Each line holding the word "marker" counts once; give the total and nothing more.

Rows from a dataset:
--------

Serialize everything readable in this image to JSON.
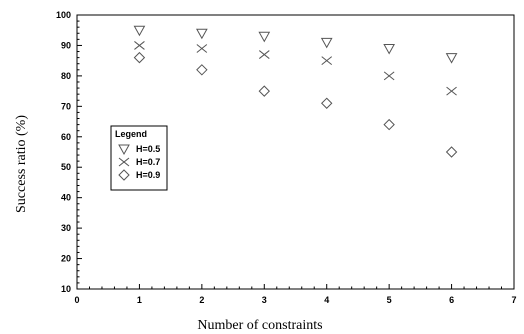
{
  "chart_data": {
    "type": "scatter",
    "xlabel": "Number of constraints",
    "ylabel": "Success ratio (%)",
    "xlim": [
      0,
      7
    ],
    "ylim": [
      10,
      100
    ],
    "x_ticks": [
      0,
      1,
      2,
      3,
      4,
      5,
      6,
      7
    ],
    "y_ticks": [
      10,
      20,
      30,
      40,
      50,
      60,
      70,
      80,
      90,
      100
    ],
    "grid": false,
    "legend": {
      "title": "Legend",
      "placement": "center-left"
    },
    "series": [
      {
        "name": "H=0.5",
        "marker": "triangle-down",
        "x": [
          1,
          2,
          3,
          4,
          5,
          6
        ],
        "y": [
          95,
          94,
          93,
          91,
          89,
          86
        ]
      },
      {
        "name": "H=0.7",
        "marker": "x",
        "x": [
          1,
          2,
          3,
          4,
          5,
          6
        ],
        "y": [
          90,
          89,
          87,
          85,
          80,
          75
        ]
      },
      {
        "name": "H=0.9",
        "marker": "diamond",
        "x": [
          1,
          2,
          3,
          4,
          5,
          6
        ],
        "y": [
          86,
          82,
          75,
          71,
          64,
          55
        ]
      }
    ],
    "colors": {
      "marker": "#555555",
      "axis": "#000000"
    }
  }
}
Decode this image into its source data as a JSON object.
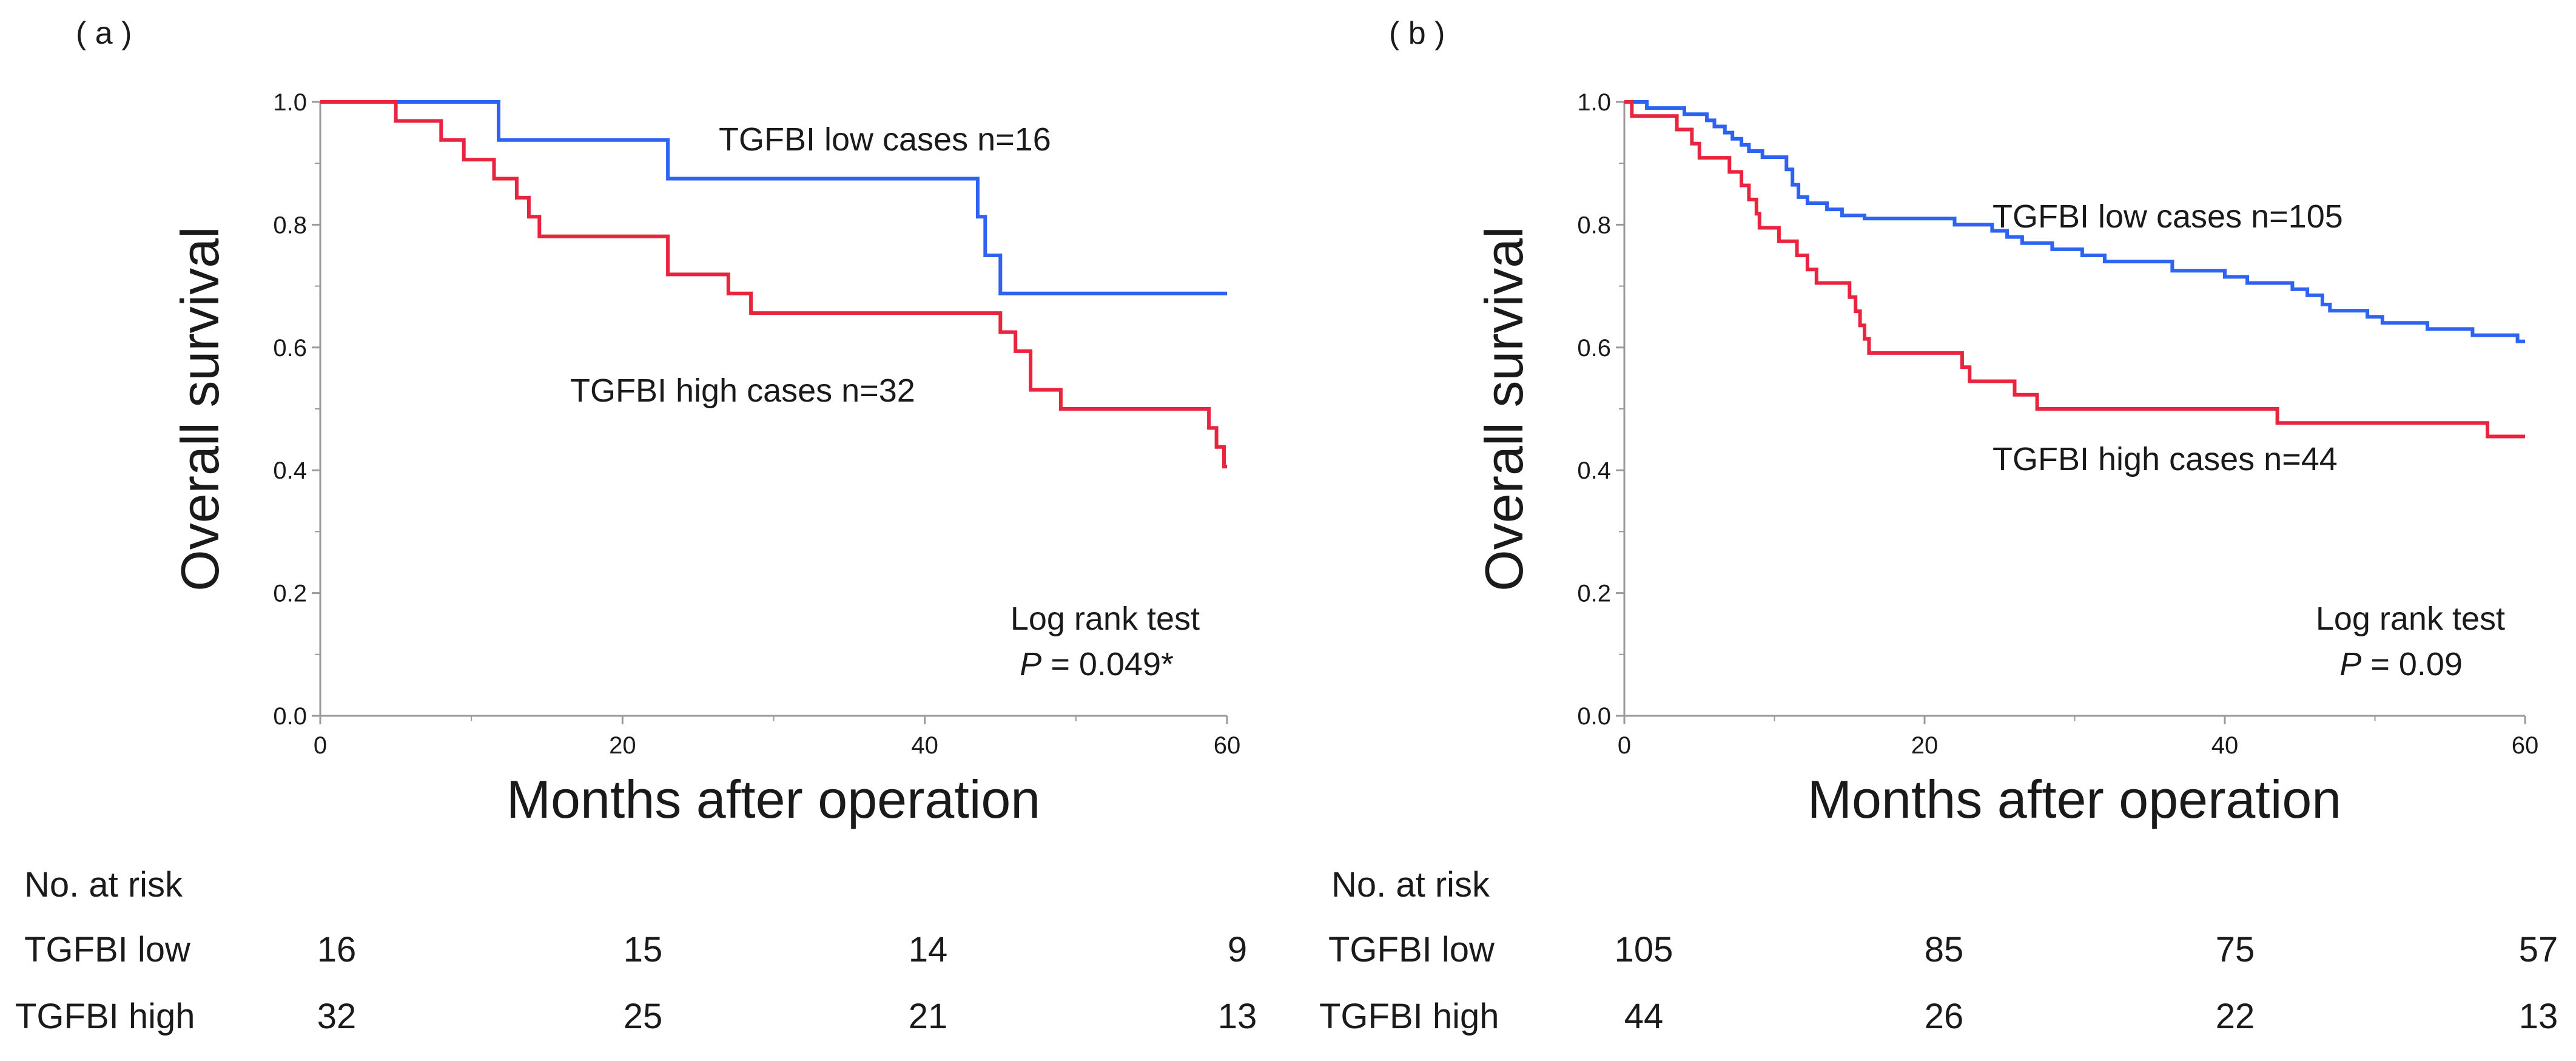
{
  "chart_data": [
    {
      "type": "line",
      "subtype": "kaplan-meier",
      "panel_label": "( a )",
      "xlabel": "Months after operation",
      "ylabel": "Overall survival",
      "xlim": [
        0,
        60
      ],
      "ylim": [
        0,
        1.0
      ],
      "x_ticks": [
        "0",
        "20",
        "40",
        "60"
      ],
      "y_ticks": [
        "0.0",
        "0.2",
        "0.4",
        "0.6",
        "0.8",
        "1.0"
      ],
      "series": [
        {
          "name": "TGFBI low cases n=16",
          "color": "#2e62f2",
          "points": [
            [
              0,
              1.0
            ],
            [
              11.8,
              1.0
            ],
            [
              11.8,
              0.938
            ],
            [
              23,
              0.938
            ],
            [
              23,
              0.875
            ],
            [
              43.5,
              0.875
            ],
            [
              43.5,
              0.813
            ],
            [
              44,
              0.813
            ],
            [
              44,
              0.75
            ],
            [
              45,
              0.75
            ],
            [
              45,
              0.688
            ],
            [
              60,
              0.688
            ]
          ]
        },
        {
          "name": "TGFBI high cases n=32",
          "color": "#e8243f",
          "points": [
            [
              0,
              1.0
            ],
            [
              5,
              1.0
            ],
            [
              5,
              0.969
            ],
            [
              8,
              0.969
            ],
            [
              8,
              0.938
            ],
            [
              9.5,
              0.938
            ],
            [
              9.5,
              0.906
            ],
            [
              11.5,
              0.906
            ],
            [
              11.5,
              0.875
            ],
            [
              13,
              0.875
            ],
            [
              13,
              0.844
            ],
            [
              13.8,
              0.844
            ],
            [
              13.8,
              0.813
            ],
            [
              14.5,
              0.813
            ],
            [
              14.5,
              0.781
            ],
            [
              23,
              0.781
            ],
            [
              23,
              0.719
            ],
            [
              27,
              0.719
            ],
            [
              27,
              0.688
            ],
            [
              28.5,
              0.688
            ],
            [
              28.5,
              0.656
            ],
            [
              45,
              0.656
            ],
            [
              45,
              0.625
            ],
            [
              46,
              0.625
            ],
            [
              46,
              0.594
            ],
            [
              47,
              0.594
            ],
            [
              47,
              0.531
            ],
            [
              49,
              0.531
            ],
            [
              49,
              0.5
            ],
            [
              58.8,
              0.5
            ],
            [
              58.8,
              0.469
            ],
            [
              59.3,
              0.469
            ],
            [
              59.3,
              0.438
            ],
            [
              59.8,
              0.438
            ],
            [
              59.8,
              0.406
            ],
            [
              60,
              0.406
            ]
          ]
        }
      ],
      "annotations": {
        "low_label": "TGFBI low cases n=16",
        "high_label": "TGFBI high cases n=32",
        "test_title": "Log rank test",
        "p_symbol": "P",
        "p_value": " = 0.049*"
      },
      "risk_table": {
        "title": "No. at risk",
        "rows": [
          {
            "label": "TGFBI low",
            "values": [
              "16",
              "15",
              "14",
              "9"
            ]
          },
          {
            "label": "TGFBI high",
            "values": [
              "32",
              "25",
              "21",
              "13"
            ]
          }
        ]
      }
    },
    {
      "type": "line",
      "subtype": "kaplan-meier",
      "panel_label": "( b )",
      "xlabel": "Months after operation",
      "ylabel": "Overall survival",
      "xlim": [
        0,
        60
      ],
      "ylim": [
        0,
        1.0
      ],
      "x_ticks": [
        "0",
        "20",
        "40",
        "60"
      ],
      "y_ticks": [
        "0.0",
        "0.2",
        "0.4",
        "0.6",
        "0.8",
        "1.0"
      ],
      "series": [
        {
          "name": "TGFBI low cases n=105",
          "color": "#2e62f2",
          "points": [
            [
              0,
              1.0
            ],
            [
              1.5,
              1.0
            ],
            [
              1.5,
              0.99
            ],
            [
              4,
              0.99
            ],
            [
              4,
              0.98
            ],
            [
              5.5,
              0.98
            ],
            [
              5.5,
              0.97
            ],
            [
              6,
              0.97
            ],
            [
              6,
              0.96
            ],
            [
              6.7,
              0.96
            ],
            [
              6.7,
              0.95
            ],
            [
              7.2,
              0.95
            ],
            [
              7.2,
              0.94
            ],
            [
              7.8,
              0.94
            ],
            [
              7.8,
              0.93
            ],
            [
              8.3,
              0.93
            ],
            [
              8.3,
              0.92
            ],
            [
              9.2,
              0.92
            ],
            [
              9.2,
              0.91
            ],
            [
              10.8,
              0.91
            ],
            [
              10.8,
              0.89
            ],
            [
              11.2,
              0.89
            ],
            [
              11.2,
              0.865
            ],
            [
              11.6,
              0.865
            ],
            [
              11.6,
              0.845
            ],
            [
              12.2,
              0.845
            ],
            [
              12.2,
              0.835
            ],
            [
              13.5,
              0.835
            ],
            [
              13.5,
              0.825
            ],
            [
              14.5,
              0.825
            ],
            [
              14.5,
              0.815
            ],
            [
              16,
              0.815
            ],
            [
              16,
              0.81
            ],
            [
              22,
              0.81
            ],
            [
              22,
              0.8
            ],
            [
              24.5,
              0.8
            ],
            [
              24.5,
              0.79
            ],
            [
              25.5,
              0.79
            ],
            [
              25.5,
              0.78
            ],
            [
              26.5,
              0.78
            ],
            [
              26.5,
              0.77
            ],
            [
              28.5,
              0.77
            ],
            [
              28.5,
              0.76
            ],
            [
              30.5,
              0.76
            ],
            [
              30.5,
              0.75
            ],
            [
              32,
              0.75
            ],
            [
              32,
              0.74
            ],
            [
              36.5,
              0.74
            ],
            [
              36.5,
              0.725
            ],
            [
              40,
              0.725
            ],
            [
              40,
              0.715
            ],
            [
              41.5,
              0.715
            ],
            [
              41.5,
              0.705
            ],
            [
              44.5,
              0.705
            ],
            [
              44.5,
              0.695
            ],
            [
              45.5,
              0.695
            ],
            [
              45.5,
              0.685
            ],
            [
              46.5,
              0.685
            ],
            [
              46.5,
              0.67
            ],
            [
              47,
              0.67
            ],
            [
              47,
              0.66
            ],
            [
              49.5,
              0.66
            ],
            [
              49.5,
              0.65
            ],
            [
              50.5,
              0.65
            ],
            [
              50.5,
              0.64
            ],
            [
              53.5,
              0.64
            ],
            [
              53.5,
              0.63
            ],
            [
              56.5,
              0.63
            ],
            [
              56.5,
              0.62
            ],
            [
              59.5,
              0.62
            ],
            [
              59.5,
              0.61
            ],
            [
              60,
              0.61
            ]
          ]
        },
        {
          "name": "TGFBI high cases n=44",
          "color": "#e8243f",
          "points": [
            [
              0,
              1.0
            ],
            [
              0.5,
              1.0
            ],
            [
              0.5,
              0.977
            ],
            [
              3.5,
              0.977
            ],
            [
              3.5,
              0.955
            ],
            [
              4.5,
              0.955
            ],
            [
              4.5,
              0.932
            ],
            [
              5,
              0.932
            ],
            [
              5,
              0.909
            ],
            [
              7,
              0.909
            ],
            [
              7,
              0.886
            ],
            [
              7.8,
              0.886
            ],
            [
              7.8,
              0.864
            ],
            [
              8.3,
              0.864
            ],
            [
              8.3,
              0.841
            ],
            [
              8.8,
              0.841
            ],
            [
              8.8,
              0.818
            ],
            [
              9,
              0.818
            ],
            [
              9,
              0.795
            ],
            [
              10.3,
              0.795
            ],
            [
              10.3,
              0.773
            ],
            [
              11.5,
              0.773
            ],
            [
              11.5,
              0.75
            ],
            [
              12.2,
              0.75
            ],
            [
              12.2,
              0.727
            ],
            [
              12.8,
              0.727
            ],
            [
              12.8,
              0.705
            ],
            [
              15,
              0.705
            ],
            [
              15,
              0.682
            ],
            [
              15.4,
              0.682
            ],
            [
              15.4,
              0.659
            ],
            [
              15.7,
              0.659
            ],
            [
              15.7,
              0.636
            ],
            [
              16,
              0.636
            ],
            [
              16,
              0.614
            ],
            [
              16.3,
              0.614
            ],
            [
              16.3,
              0.591
            ],
            [
              22.5,
              0.591
            ],
            [
              22.5,
              0.568
            ],
            [
              23,
              0.568
            ],
            [
              23,
              0.545
            ],
            [
              26,
              0.545
            ],
            [
              26,
              0.523
            ],
            [
              27.5,
              0.523
            ],
            [
              27.5,
              0.5
            ],
            [
              43.5,
              0.5
            ],
            [
              43.5,
              0.477
            ],
            [
              57.5,
              0.477
            ],
            [
              57.5,
              0.455
            ],
            [
              60,
              0.455
            ]
          ]
        }
      ],
      "annotations": {
        "low_label": "TGFBI low cases n=105",
        "high_label": "TGFBI high cases n=44",
        "test_title": "Log rank test",
        "p_symbol": "P",
        "p_value": " = 0.09"
      },
      "risk_table": {
        "title": "No. at risk",
        "rows": [
          {
            "label": "TGFBI low",
            "values": [
              "105",
              "85",
              "75",
              "57"
            ]
          },
          {
            "label": "TGFBI high",
            "values": [
              "44",
              "26",
              "22",
              "13"
            ]
          }
        ]
      }
    }
  ]
}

--------

▸ **Written response**: 4